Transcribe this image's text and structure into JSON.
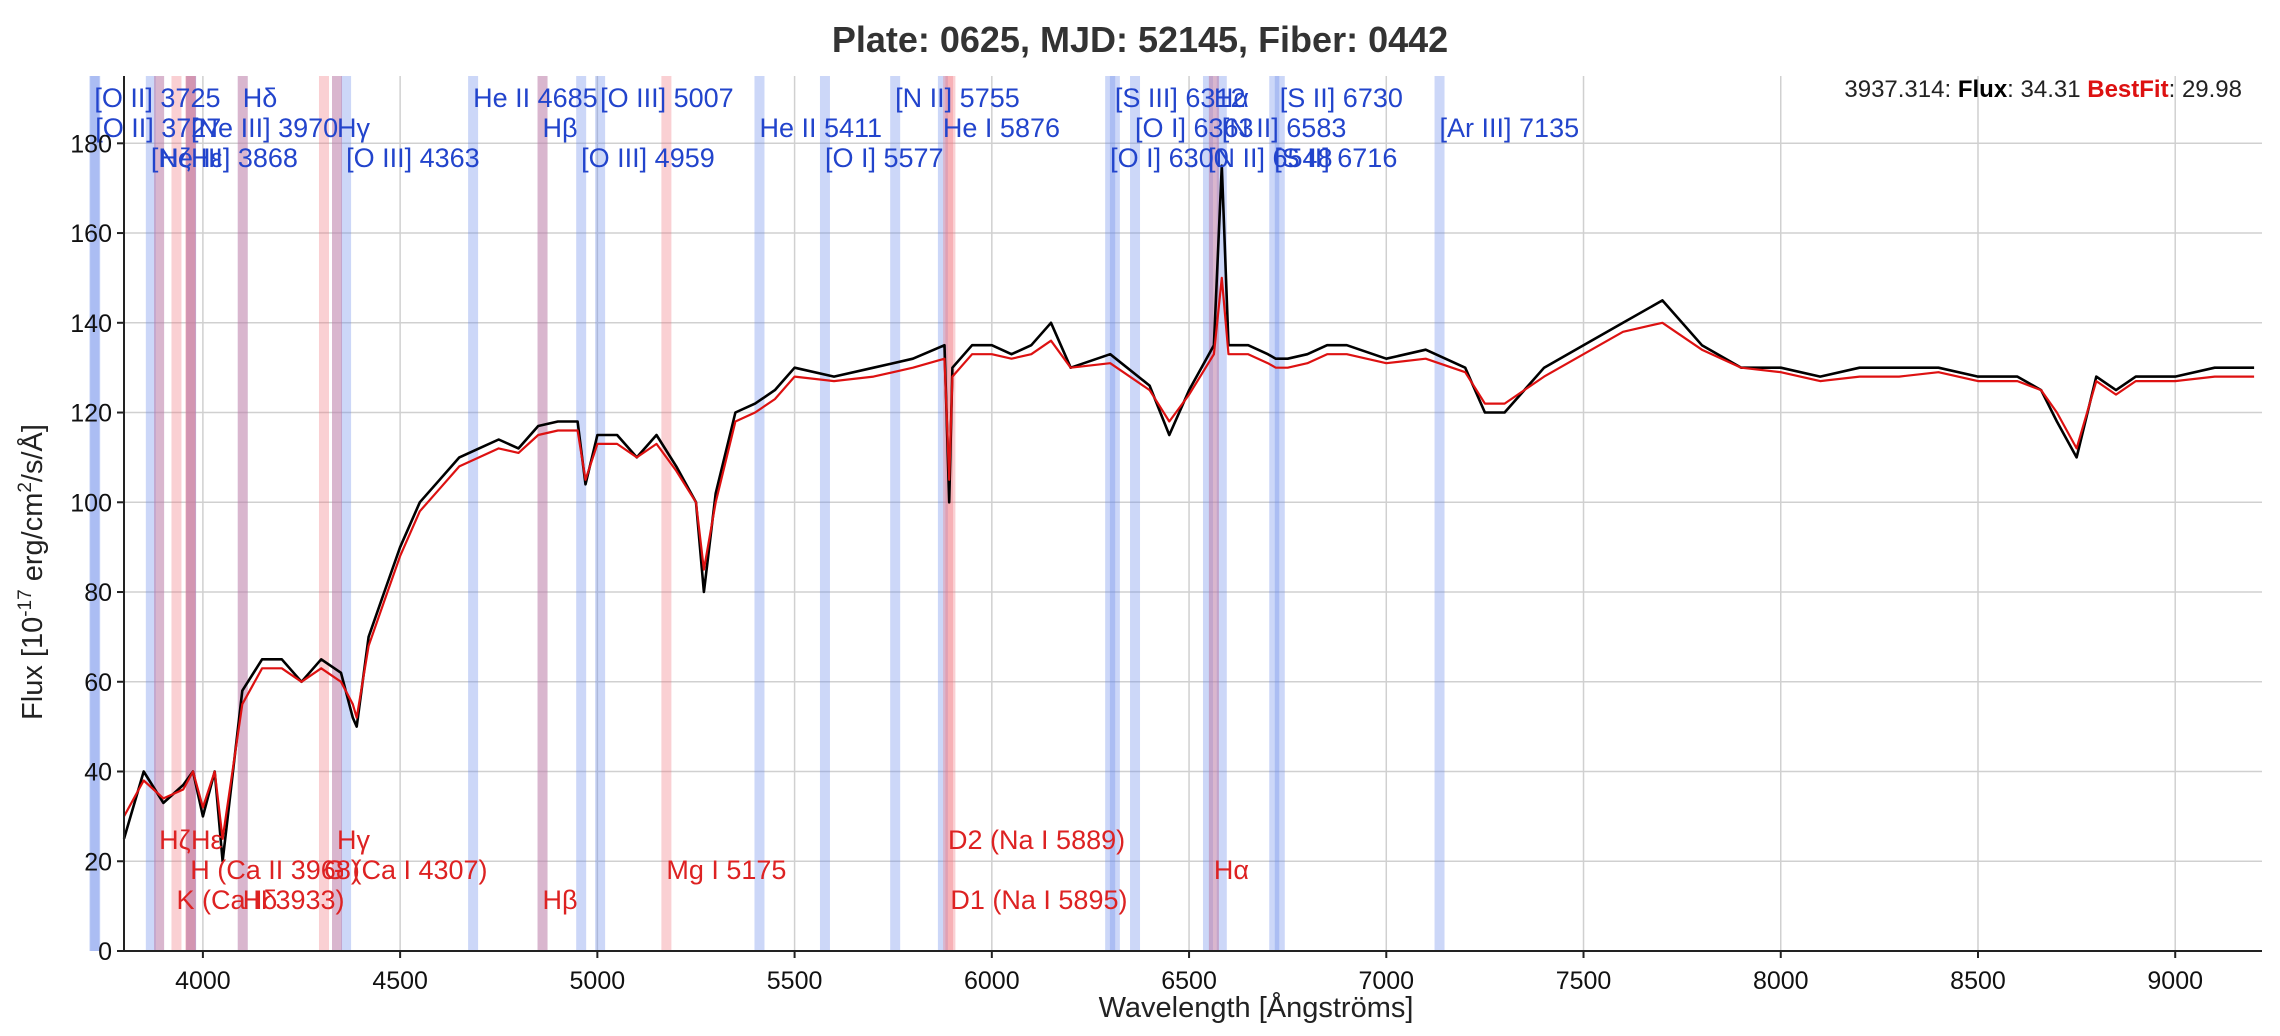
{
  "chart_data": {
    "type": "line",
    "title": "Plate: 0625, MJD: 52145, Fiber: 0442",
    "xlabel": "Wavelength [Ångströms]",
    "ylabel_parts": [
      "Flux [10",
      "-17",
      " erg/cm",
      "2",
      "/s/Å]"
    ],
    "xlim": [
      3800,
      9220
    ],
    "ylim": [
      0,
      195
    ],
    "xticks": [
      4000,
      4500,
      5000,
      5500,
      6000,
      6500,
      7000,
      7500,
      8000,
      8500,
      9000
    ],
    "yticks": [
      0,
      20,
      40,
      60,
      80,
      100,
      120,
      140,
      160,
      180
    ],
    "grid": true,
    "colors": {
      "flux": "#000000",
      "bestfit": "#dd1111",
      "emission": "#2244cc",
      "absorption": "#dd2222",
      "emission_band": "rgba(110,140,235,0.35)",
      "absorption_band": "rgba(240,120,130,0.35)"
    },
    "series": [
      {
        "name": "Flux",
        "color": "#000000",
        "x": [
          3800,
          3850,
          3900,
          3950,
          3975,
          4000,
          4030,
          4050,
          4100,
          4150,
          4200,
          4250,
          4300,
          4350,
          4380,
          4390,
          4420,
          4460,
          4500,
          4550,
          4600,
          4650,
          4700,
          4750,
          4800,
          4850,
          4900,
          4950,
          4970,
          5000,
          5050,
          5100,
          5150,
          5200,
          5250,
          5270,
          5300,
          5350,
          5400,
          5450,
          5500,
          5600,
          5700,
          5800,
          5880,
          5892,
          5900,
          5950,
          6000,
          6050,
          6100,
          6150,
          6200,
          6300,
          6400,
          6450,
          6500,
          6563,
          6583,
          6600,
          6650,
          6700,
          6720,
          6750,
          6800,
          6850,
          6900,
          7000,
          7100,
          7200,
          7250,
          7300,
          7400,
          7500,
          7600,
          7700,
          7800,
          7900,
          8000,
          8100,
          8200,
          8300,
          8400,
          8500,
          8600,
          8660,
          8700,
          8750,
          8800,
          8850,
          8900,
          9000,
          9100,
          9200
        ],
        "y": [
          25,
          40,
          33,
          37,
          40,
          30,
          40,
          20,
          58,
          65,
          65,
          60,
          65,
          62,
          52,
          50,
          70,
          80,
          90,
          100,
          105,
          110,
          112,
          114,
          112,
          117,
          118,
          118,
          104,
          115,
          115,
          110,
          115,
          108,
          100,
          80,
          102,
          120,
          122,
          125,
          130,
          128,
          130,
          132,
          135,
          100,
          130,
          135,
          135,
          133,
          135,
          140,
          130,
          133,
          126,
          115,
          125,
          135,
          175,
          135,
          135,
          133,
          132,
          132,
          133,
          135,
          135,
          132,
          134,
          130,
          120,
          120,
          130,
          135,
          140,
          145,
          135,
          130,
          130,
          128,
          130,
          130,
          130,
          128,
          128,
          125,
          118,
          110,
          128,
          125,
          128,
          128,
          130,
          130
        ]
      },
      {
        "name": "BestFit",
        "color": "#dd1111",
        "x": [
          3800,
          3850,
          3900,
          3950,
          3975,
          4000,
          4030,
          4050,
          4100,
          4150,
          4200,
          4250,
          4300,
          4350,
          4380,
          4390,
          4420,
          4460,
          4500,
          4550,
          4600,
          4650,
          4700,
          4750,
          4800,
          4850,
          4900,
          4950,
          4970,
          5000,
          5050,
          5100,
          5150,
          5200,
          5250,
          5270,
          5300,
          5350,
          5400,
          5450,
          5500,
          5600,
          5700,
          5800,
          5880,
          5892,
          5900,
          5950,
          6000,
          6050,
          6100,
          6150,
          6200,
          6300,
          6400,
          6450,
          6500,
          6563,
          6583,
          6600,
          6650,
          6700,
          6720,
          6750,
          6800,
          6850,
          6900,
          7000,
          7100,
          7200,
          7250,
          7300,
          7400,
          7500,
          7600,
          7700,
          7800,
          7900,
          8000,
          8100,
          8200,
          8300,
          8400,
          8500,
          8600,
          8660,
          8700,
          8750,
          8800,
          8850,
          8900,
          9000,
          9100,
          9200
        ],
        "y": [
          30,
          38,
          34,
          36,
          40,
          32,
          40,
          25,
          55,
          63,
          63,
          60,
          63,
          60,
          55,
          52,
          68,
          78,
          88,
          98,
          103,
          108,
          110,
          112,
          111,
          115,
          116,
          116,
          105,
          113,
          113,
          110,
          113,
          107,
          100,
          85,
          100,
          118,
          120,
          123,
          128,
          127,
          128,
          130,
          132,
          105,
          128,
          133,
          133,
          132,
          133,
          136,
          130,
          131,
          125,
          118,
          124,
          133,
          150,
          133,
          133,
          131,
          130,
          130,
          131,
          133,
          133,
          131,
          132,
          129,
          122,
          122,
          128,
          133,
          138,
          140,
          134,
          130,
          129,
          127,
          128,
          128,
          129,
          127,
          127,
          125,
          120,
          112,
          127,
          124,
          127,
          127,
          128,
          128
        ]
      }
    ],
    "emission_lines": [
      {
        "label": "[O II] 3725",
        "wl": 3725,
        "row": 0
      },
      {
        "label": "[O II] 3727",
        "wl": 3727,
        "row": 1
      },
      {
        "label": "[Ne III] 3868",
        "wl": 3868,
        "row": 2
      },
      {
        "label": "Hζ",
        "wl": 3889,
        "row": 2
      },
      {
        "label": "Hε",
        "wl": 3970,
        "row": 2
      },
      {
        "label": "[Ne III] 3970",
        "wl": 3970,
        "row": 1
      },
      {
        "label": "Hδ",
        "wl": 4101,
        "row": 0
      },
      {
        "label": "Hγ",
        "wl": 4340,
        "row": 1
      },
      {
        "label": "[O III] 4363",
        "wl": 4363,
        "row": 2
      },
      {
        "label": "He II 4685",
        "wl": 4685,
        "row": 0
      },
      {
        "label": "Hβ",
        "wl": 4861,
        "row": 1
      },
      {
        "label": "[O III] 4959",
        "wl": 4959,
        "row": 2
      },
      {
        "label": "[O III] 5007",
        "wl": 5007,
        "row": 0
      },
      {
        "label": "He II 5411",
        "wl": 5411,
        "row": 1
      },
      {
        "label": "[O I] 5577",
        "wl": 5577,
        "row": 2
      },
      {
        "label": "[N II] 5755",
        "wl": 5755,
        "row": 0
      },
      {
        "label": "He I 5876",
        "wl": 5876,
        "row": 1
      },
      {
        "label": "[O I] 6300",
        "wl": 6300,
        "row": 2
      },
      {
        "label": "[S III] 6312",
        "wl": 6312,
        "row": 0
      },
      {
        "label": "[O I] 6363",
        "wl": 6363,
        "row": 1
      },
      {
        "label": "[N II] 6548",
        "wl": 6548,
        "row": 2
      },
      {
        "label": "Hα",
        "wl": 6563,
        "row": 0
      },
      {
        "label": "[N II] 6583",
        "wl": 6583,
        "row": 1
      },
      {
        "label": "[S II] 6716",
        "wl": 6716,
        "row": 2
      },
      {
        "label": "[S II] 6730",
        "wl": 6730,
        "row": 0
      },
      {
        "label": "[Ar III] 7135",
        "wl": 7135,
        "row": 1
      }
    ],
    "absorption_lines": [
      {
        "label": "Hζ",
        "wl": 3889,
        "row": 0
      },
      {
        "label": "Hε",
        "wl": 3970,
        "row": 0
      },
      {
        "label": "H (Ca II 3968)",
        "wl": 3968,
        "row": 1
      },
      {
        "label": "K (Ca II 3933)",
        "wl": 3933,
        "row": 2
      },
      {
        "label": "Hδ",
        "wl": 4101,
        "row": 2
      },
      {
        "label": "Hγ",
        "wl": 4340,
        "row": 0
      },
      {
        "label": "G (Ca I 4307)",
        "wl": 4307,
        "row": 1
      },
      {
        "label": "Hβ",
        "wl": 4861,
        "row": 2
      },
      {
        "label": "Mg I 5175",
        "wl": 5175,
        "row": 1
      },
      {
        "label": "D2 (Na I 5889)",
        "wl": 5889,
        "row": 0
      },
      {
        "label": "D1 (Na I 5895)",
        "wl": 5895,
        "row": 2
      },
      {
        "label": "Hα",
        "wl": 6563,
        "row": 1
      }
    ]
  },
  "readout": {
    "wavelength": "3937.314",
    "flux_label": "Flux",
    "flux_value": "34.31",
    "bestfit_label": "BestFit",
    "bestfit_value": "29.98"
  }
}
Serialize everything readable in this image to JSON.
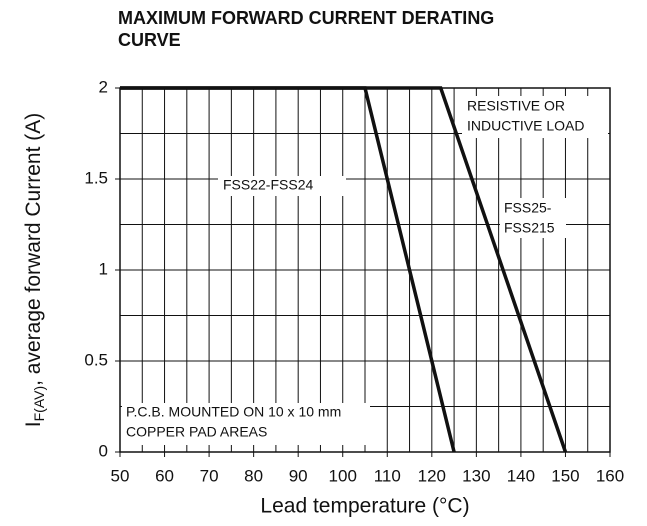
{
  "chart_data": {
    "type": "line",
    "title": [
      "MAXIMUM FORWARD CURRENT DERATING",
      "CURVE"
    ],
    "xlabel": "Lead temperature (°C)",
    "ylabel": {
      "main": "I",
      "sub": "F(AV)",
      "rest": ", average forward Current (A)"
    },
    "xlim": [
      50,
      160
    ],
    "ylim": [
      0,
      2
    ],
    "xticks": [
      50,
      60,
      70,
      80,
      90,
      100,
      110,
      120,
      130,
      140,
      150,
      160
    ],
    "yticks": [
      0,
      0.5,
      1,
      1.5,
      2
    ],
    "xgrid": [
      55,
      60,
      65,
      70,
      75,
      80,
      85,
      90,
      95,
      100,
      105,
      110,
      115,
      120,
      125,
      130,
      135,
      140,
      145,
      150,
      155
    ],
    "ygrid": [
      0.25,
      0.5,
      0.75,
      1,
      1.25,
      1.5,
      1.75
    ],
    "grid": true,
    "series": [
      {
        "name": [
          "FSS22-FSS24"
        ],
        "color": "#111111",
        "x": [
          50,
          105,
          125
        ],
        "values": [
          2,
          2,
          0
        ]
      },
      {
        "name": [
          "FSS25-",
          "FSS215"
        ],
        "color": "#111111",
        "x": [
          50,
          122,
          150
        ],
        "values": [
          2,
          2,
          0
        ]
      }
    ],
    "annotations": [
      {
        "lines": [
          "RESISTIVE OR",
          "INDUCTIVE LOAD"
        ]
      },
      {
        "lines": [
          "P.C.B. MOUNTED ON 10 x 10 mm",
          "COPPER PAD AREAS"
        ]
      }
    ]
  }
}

--------------------------------------------------

§ GIVEN EXERCISE: Please retype the entries above word for word, but only from the line containing "Serialize everything readable" through the last line, and without the pictures.

§ RESPONSE FOR THIS EXERCISE:
Serialize everything readable in this image to JSON.
{
  "chart_data": {
    "type": "line",
    "title": [
      "MAXIMUM FORWARD CURRENT DERATING",
      "CURVE"
    ],
    "xlabel": "Lead temperature (°C)",
    "ylabel": {
      "main": "I",
      "sub": "F(AV)",
      "rest": ", average forward Current (A)"
    },
    "xlim": [
      50,
      160
    ],
    "ylim": [
      0,
      2
    ],
    "xticks": [
      50,
      60,
      70,
      80,
      90,
      100,
      110,
      120,
      130,
      140,
      150,
      160
    ],
    "yticks": [
      0,
      0.5,
      1,
      1.5,
      2
    ],
    "xgrid": [
      55,
      60,
      65,
      70,
      75,
      80,
      85,
      90,
      95,
      100,
      105,
      110,
      115,
      120,
      125,
      130,
      135,
      140,
      145,
      150,
      155
    ],
    "ygrid": [
      0.25,
      0.5,
      0.75,
      1,
      1.25,
      1.5,
      1.75
    ],
    "grid": true,
    "series": [
      {
        "name": [
          "FSS22-FSS24"
        ],
        "color": "#111111",
        "x": [
          50,
          105,
          125
        ],
        "values": [
          2,
          2,
          0
        ]
      },
      {
        "name": [
          "FSS25-",
          "FSS215"
        ],
        "color": "#111111",
        "x": [
          50,
          122,
          150
        ],
        "values": [
          2,
          2,
          0
        ]
      }
    ],
    "annotations": [
      {
        "lines": [
          "RESISTIVE OR",
          "INDUCTIVE LOAD"
        ]
      },
      {
        "lines": [
          "P.C.B. MOUNTED ON 10 x 10 mm",
          "COPPER PAD AREAS"
        ]
      }
    ]
  }
}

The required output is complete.